Challenge
Filter these entries so that only lines with the word "עליו" remain.

----

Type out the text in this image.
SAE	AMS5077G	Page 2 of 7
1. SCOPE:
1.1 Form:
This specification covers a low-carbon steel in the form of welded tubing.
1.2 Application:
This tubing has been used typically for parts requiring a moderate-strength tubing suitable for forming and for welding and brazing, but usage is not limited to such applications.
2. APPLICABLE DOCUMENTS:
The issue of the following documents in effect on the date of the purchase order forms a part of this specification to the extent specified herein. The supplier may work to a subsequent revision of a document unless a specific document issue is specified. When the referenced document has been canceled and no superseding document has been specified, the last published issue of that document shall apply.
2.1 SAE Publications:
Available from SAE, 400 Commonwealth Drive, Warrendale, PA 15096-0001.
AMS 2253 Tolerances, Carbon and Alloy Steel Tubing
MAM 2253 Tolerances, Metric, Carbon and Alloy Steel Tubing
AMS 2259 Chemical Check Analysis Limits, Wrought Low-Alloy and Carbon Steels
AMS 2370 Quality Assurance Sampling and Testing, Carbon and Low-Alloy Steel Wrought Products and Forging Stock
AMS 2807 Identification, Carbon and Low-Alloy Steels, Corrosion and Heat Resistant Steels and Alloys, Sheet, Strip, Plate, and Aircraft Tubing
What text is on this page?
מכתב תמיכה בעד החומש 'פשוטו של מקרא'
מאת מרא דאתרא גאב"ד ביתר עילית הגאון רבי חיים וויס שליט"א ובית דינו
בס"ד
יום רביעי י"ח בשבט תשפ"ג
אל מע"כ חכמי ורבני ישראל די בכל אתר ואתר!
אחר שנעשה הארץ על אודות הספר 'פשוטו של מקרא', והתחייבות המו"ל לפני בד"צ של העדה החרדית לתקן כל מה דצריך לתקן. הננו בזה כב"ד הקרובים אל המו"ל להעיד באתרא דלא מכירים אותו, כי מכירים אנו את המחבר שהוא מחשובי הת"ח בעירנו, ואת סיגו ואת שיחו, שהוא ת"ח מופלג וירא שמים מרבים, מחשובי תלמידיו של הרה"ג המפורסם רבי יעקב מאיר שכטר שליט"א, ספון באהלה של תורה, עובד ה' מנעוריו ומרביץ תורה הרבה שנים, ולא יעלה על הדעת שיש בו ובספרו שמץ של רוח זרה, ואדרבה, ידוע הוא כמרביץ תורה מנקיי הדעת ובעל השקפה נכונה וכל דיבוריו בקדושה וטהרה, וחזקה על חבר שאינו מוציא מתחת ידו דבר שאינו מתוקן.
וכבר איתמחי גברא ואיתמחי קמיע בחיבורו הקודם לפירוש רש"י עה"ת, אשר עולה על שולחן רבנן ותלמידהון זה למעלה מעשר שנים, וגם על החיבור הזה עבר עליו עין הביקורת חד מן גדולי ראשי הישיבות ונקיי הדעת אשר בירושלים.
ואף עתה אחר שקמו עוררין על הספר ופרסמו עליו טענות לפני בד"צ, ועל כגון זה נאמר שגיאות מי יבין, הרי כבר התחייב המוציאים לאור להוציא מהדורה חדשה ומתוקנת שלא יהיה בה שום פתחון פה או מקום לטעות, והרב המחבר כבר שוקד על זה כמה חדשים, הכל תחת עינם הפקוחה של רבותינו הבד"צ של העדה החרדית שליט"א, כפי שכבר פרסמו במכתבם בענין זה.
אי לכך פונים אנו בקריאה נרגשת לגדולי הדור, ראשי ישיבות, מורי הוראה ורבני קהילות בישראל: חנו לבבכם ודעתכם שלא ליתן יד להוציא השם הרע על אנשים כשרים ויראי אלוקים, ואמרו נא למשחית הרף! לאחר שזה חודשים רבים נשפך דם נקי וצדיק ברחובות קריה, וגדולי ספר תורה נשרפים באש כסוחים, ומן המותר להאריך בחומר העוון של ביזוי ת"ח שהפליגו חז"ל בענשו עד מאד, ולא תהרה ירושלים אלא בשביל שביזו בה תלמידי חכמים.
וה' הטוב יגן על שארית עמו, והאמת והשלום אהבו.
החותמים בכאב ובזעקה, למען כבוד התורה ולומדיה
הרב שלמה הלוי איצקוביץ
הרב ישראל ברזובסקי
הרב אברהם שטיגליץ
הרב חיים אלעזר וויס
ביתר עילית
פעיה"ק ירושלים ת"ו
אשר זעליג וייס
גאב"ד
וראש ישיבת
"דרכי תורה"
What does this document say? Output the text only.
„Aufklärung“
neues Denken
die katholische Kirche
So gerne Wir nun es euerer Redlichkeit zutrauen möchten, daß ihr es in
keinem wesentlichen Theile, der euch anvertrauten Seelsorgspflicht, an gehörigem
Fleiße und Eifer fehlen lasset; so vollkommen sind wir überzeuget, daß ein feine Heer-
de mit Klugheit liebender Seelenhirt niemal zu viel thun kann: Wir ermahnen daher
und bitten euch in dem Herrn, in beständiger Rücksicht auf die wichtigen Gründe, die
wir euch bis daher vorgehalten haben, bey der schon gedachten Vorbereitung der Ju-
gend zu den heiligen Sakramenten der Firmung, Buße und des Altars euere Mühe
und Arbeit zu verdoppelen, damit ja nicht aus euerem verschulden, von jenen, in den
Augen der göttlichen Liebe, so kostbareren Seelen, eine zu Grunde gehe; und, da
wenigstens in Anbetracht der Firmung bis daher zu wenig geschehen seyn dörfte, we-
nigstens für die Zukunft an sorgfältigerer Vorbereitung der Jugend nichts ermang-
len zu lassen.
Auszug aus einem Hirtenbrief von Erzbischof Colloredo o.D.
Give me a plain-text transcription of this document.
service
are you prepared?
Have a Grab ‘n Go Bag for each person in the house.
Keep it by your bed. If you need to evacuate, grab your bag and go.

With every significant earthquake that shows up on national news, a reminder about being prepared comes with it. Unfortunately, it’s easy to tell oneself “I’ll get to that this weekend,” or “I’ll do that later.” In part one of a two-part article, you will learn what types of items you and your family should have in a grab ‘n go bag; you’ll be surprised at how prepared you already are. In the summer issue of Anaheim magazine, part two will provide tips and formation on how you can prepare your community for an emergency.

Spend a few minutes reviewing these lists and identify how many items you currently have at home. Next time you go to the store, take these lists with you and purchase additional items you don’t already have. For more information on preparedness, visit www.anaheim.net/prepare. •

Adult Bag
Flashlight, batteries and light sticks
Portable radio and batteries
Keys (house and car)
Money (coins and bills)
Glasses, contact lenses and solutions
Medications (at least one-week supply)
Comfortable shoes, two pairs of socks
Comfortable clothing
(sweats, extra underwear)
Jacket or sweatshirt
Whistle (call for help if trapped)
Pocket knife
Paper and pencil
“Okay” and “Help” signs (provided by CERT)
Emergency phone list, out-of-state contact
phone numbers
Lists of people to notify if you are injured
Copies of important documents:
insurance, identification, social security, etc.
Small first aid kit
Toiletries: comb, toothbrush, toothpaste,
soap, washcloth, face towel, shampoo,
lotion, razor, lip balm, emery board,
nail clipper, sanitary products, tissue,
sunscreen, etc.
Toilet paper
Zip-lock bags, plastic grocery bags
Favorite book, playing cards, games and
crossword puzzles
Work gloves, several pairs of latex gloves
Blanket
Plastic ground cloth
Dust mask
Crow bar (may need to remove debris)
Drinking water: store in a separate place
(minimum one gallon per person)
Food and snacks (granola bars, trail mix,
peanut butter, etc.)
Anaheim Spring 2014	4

----

The solution
וכבר איתמחי גברא ואיתמחי קמיע בחיבורו הקודם לפירוש רש"י עה"ת, אשר עולה על שולחן רבנן ותלמידהון זה למעלה מעשר שנים, וגם על החיבור הזה עבר עליו עין הביקורת חד מן גדולי ראשי הישיבות ונקיי הדעת אשר בירושלים.
ואף עתה אחר שקמו עוררין על הספר ופרסמו עליו טענות לפני בד"צ, ועל כגון זה נאמר שגיאות מי יבין, הרי כבר התחייב המוציאים לאור להוציא מהדורה חדשה ומתוקנת שלא יהיה בה שום פתחון פה או מקום לטעות, והרב המחבר כבר שוקד על זה כמה חדשים, הכל תחת עינם הפקוחה של רבותינו הבד"צ של העדה החרדית שליט"א, כפי שכבר פרסמו במכתבם בענין זה.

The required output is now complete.